What is required
Leave out the pictures and restate the rest of the data exactly.
───── Input records
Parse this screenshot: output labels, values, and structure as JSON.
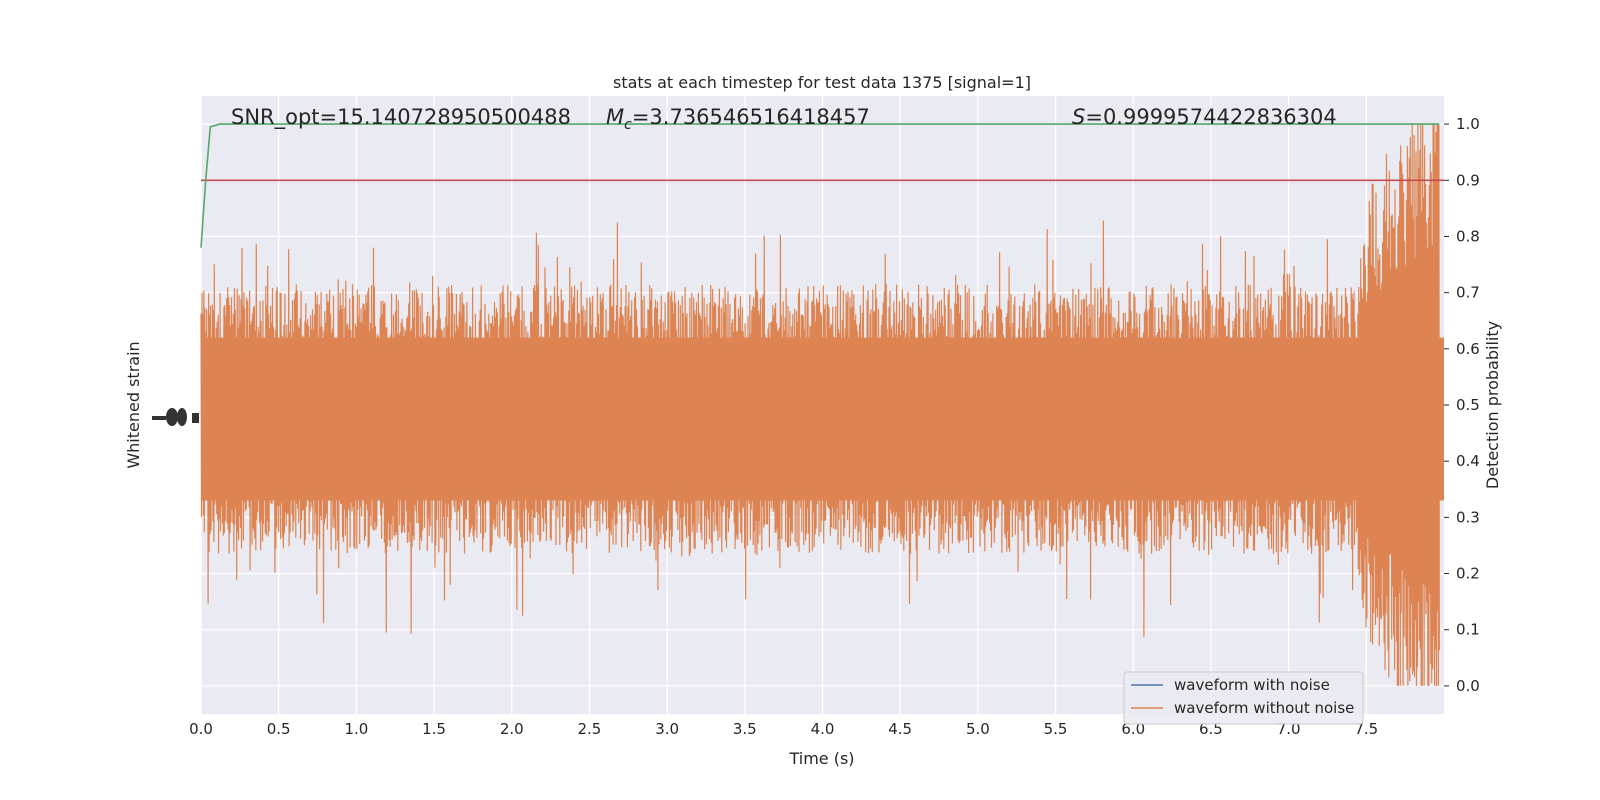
{
  "chart_data": {
    "type": "line",
    "title": "stats at each timestep for test data 1375 [signal=1]",
    "xlabel": "Time (s)",
    "ylabel_left": "Whitened strain",
    "ylabel_right": "Detection probability",
    "xlim": [
      0.0,
      8.0
    ],
    "ylim_right": [
      -0.05,
      1.05
    ],
    "grid": true,
    "x_ticks": [
      "0.0",
      "0.5",
      "1.0",
      "1.5",
      "2.0",
      "2.5",
      "3.0",
      "3.5",
      "4.0",
      "4.5",
      "5.0",
      "5.5",
      "6.0",
      "6.5",
      "7.0",
      "7.5"
    ],
    "y_ticks_right": [
      "0.0",
      "0.1",
      "0.2",
      "0.3",
      "0.4",
      "0.5",
      "0.6",
      "0.7",
      "0.8",
      "0.9",
      "1.0"
    ],
    "annotations": {
      "snr": "SNR_opt=15.140728950500488",
      "mc_symbol": "M",
      "mc_sub": "c",
      "mc_value": "=3.736546516418457",
      "s_symbol": "S",
      "s_value": "=0.9999574422836304"
    },
    "legend": {
      "position": "lower-right",
      "entries": [
        {
          "label": "waveform with noise",
          "color": "#4c72b0"
        },
        {
          "label": "waveform without noise",
          "color": "#dd8452"
        }
      ]
    },
    "detection_probability": {
      "color": "#55a868",
      "points": [
        [
          0.0,
          0.78
        ],
        [
          0.03,
          0.9
        ],
        [
          0.06,
          0.995
        ],
        [
          0.12,
          1.0
        ],
        [
          7.97,
          1.0
        ]
      ]
    },
    "threshold": {
      "value": 0.9,
      "color": "#c44e52"
    },
    "waveform_without_noise": {
      "color": "#dd8452",
      "description_free": true,
      "band": [
        0.33,
        0.62
      ],
      "spike_range": [
        0.1,
        0.9
      ]
    },
    "colors": {
      "plot_bg": "#eaeaf2",
      "grid": "#ffffff"
    }
  }
}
──────────
Solution for this exercise
Parse this screenshot: output labels, values, and structure as JSON.
{
  "chart_data": {
    "type": "line",
    "title": "stats at each timestep for test data 1375 [signal=1]",
    "xlabel": "Time (s)",
    "ylabel_left": "Whitened strain",
    "ylabel_right": "Detection probability",
    "xlim": [
      0.0,
      8.0
    ],
    "ylim_right": [
      -0.05,
      1.05
    ],
    "grid": true,
    "x_ticks": [
      "0.0",
      "0.5",
      "1.0",
      "1.5",
      "2.0",
      "2.5",
      "3.0",
      "3.5",
      "4.0",
      "4.5",
      "5.0",
      "5.5",
      "6.0",
      "6.5",
      "7.0",
      "7.5"
    ],
    "y_ticks_right": [
      "0.0",
      "0.1",
      "0.2",
      "0.3",
      "0.4",
      "0.5",
      "0.6",
      "0.7",
      "0.8",
      "0.9",
      "1.0"
    ],
    "annotations": {
      "snr": "SNR_opt=15.140728950500488",
      "mc_symbol": "M",
      "mc_sub": "c",
      "mc_value": "=3.736546516418457",
      "s_symbol": "S",
      "s_value": "=0.9999574422836304"
    },
    "legend": {
      "position": "lower-right",
      "entries": [
        {
          "label": "waveform with noise",
          "color": "#4c72b0"
        },
        {
          "label": "waveform without noise",
          "color": "#dd8452"
        }
      ]
    },
    "detection_probability": {
      "color": "#55a868",
      "points": [
        [
          0.0,
          0.78
        ],
        [
          0.03,
          0.9
        ],
        [
          0.06,
          0.995
        ],
        [
          0.12,
          1.0
        ],
        [
          7.97,
          1.0
        ]
      ]
    },
    "threshold": {
      "value": 0.9,
      "color": "#c44e52"
    },
    "waveform_without_noise": {
      "color": "#dd8452",
      "description_free": true,
      "band": [
        0.33,
        0.62
      ],
      "spike_range": [
        0.1,
        0.9
      ]
    },
    "colors": {
      "plot_bg": "#eaeaf2",
      "grid": "#ffffff"
    }
  }
}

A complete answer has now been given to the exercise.